- **EXERCISE INSTRUCTIONS**
Identify all lines below that hold "name" and collect them.

- **SOURCE DATA**
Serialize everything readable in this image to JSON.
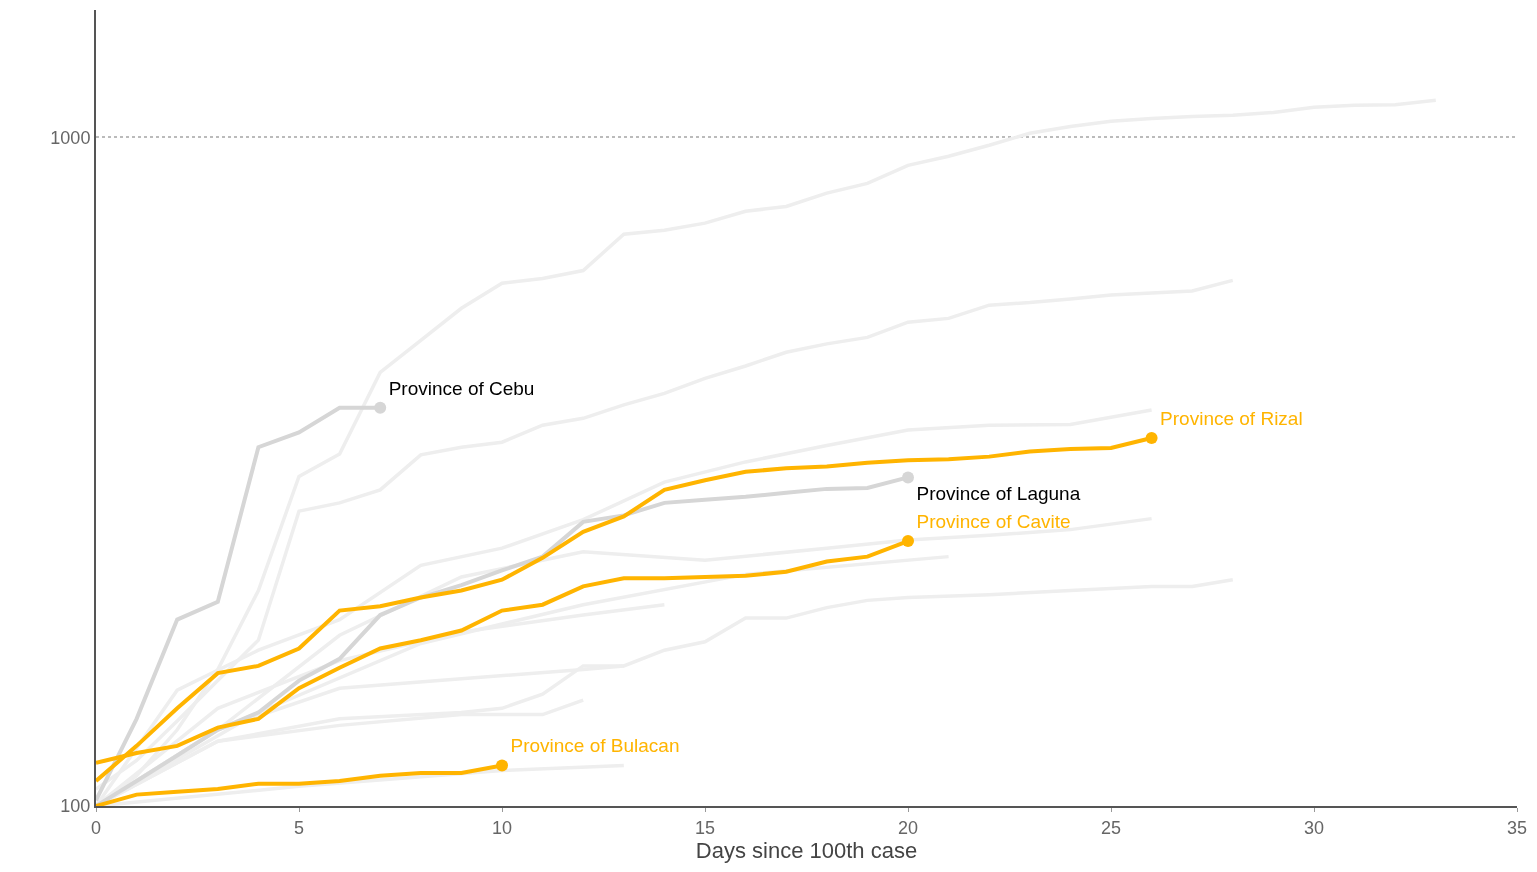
{
  "chart_data": {
    "type": "line",
    "xlabel": "Days since 100th case",
    "log": "y",
    "xlim": [
      0,
      35
    ],
    "xticks": [
      0,
      5,
      10,
      15,
      20,
      25,
      30,
      35
    ],
    "ylim": [
      100,
      1550
    ],
    "yticks": [
      100,
      1000
    ],
    "grid": "y",
    "legend": false,
    "line_style": "solid",
    "series": [
      {
        "color": "#eeeeee",
        "x": [
          0,
          1,
          2,
          3,
          4,
          5,
          6,
          7,
          8,
          9,
          10,
          11,
          12,
          13,
          14,
          15,
          16,
          17,
          18,
          19,
          20,
          21,
          22,
          23,
          24,
          25,
          26,
          27,
          28,
          29,
          30,
          31,
          32,
          33
        ],
        "values": [
          100,
          111,
          130,
          160,
          210,
          311,
          336,
          445,
          497,
          555,
          605,
          615,
          632,
          716,
          726,
          744,
          775,
          788,
          825,
          853,
          908,
          937,
          973,
          1014,
          1038,
          1057,
          1067,
          1074,
          1079,
          1089,
          1109,
          1117,
          1119,
          1136
        ]
      },
      {
        "color": "#eeeeee",
        "x": [
          0,
          1,
          2,
          3,
          4,
          5,
          6,
          7,
          8,
          9,
          10,
          11,
          12,
          13,
          14,
          15,
          16,
          17,
          18,
          19,
          20,
          21,
          22,
          23,
          24,
          25,
          26,
          27,
          28
        ],
        "values": [
          106,
          117,
          134,
          154,
          177,
          276,
          284,
          297,
          335,
          344,
          350,
          371,
          380,
          398,
          414,
          436,
          455,
          477,
          491,
          502,
          529,
          536,
          561,
          566,
          573,
          581,
          585,
          589,
          611
        ]
      },
      {
        "color": "#eeeeee",
        "x": [
          0,
          2,
          4,
          6,
          8,
          10,
          12,
          14,
          16,
          18,
          20,
          22,
          24,
          26
        ],
        "values": [
          100,
          149,
          171,
          190,
          229,
          243,
          268,
          305,
          327,
          346,
          365,
          371,
          372,
          391
        ]
      },
      {
        "color": "#eeeeee",
        "x": [
          0,
          3,
          6,
          9,
          10,
          11,
          12,
          13,
          14,
          15,
          16,
          17,
          18,
          19,
          20,
          22,
          24,
          26,
          27,
          28
        ],
        "values": [
          100,
          125,
          135,
          138,
          140,
          147,
          162,
          162,
          171,
          176,
          191,
          191,
          198,
          203,
          205,
          207,
          210,
          213,
          213,
          218
        ]
      },
      {
        "color": "#eeeeee",
        "x": [
          0,
          3,
          6,
          9,
          12,
          15,
          18,
          20,
          22,
          24,
          26
        ],
        "values": [
          100,
          130,
          180,
          220,
          240,
          233,
          243,
          250,
          254,
          259,
          269
        ]
      },
      {
        "color": "#eeeeee",
        "x": [
          0,
          4,
          8,
          12,
          16,
          21
        ],
        "values": [
          100,
          138,
          175,
          200,
          222,
          236
        ]
      },
      {
        "color": "#eeeeee",
        "x": [
          0,
          3,
          6,
          9,
          12,
          14
        ],
        "values": [
          100,
          140,
          165,
          182,
          193,
          200
        ]
      },
      {
        "color": "#eeeeee",
        "x": [
          0,
          3,
          6,
          9,
          12,
          13
        ],
        "values": [
          100,
          130,
          150,
          155,
          160,
          162
        ]
      },
      {
        "color": "#eeeeee",
        "x": [
          0,
          3,
          6,
          9,
          11,
          12
        ],
        "values": [
          100,
          125,
          132,
          137,
          137,
          144
        ]
      },
      {
        "color": "#eeeeee",
        "x": [
          0,
          5,
          10,
          13
        ],
        "values": [
          100,
          107,
          113,
          115
        ]
      },
      {
        "name": "Province of Cebu",
        "color": "#d6d6d6",
        "x": [
          0,
          1,
          2,
          3,
          4,
          5,
          6,
          7
        ],
        "values": [
          102,
          135,
          190,
          202,
          344,
          362,
          394,
          394
        ]
      },
      {
        "name": "Province of Laguna",
        "color": "#d6d6d6",
        "x": [
          0,
          1,
          2,
          3,
          4,
          5,
          6,
          7,
          8,
          9,
          10,
          11,
          12,
          13,
          14,
          15,
          16,
          17,
          18,
          19,
          20
        ],
        "values": [
          100,
          109,
          119,
          130,
          138,
          154,
          166,
          193,
          205,
          214,
          225,
          236,
          266,
          272,
          284,
          287,
          290,
          294,
          298,
          299,
          310
        ]
      },
      {
        "name": "Province of Bulacan",
        "color": "#ffb400",
        "x": [
          0,
          1,
          2,
          3,
          4,
          5,
          6,
          7,
          8,
          9,
          10
        ],
        "values": [
          100,
          104,
          105,
          106,
          108,
          108,
          109,
          111,
          112,
          112,
          115
        ]
      },
      {
        "name": "Province of Cavite",
        "color": "#ffb400",
        "x": [
          0,
          1,
          2,
          3,
          4,
          5,
          6,
          7,
          8,
          9,
          10,
          11,
          12,
          13,
          14,
          15,
          16,
          17,
          18,
          19,
          20
        ],
        "values": [
          116,
          120,
          123,
          131,
          135,
          150,
          161,
          172,
          177,
          183,
          196,
          200,
          213,
          219,
          219,
          220,
          221,
          224,
          232,
          236,
          249
        ]
      },
      {
        "name": "Province of Rizal",
        "color": "#ffb400",
        "x": [
          0,
          1,
          2,
          3,
          4,
          5,
          6,
          7,
          8,
          9,
          10,
          11,
          12,
          13,
          14,
          15,
          16,
          17,
          18,
          19,
          20,
          21,
          22,
          23,
          24,
          25,
          26
        ],
        "values": [
          109,
          123,
          140,
          158,
          162,
          172,
          196,
          199,
          205,
          210,
          218,
          235,
          257,
          271,
          297,
          307,
          316,
          320,
          322,
          326,
          329,
          330,
          333,
          339,
          342,
          343,
          355
        ]
      }
    ]
  }
}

- **WRITTEN ANSWER**
        "name": "Province of Cebu",
        "name": "Province of Laguna",
        "name": "Province of Bulacan",
        "name": "Province of Cavite",
        "name": "Province of Rizal",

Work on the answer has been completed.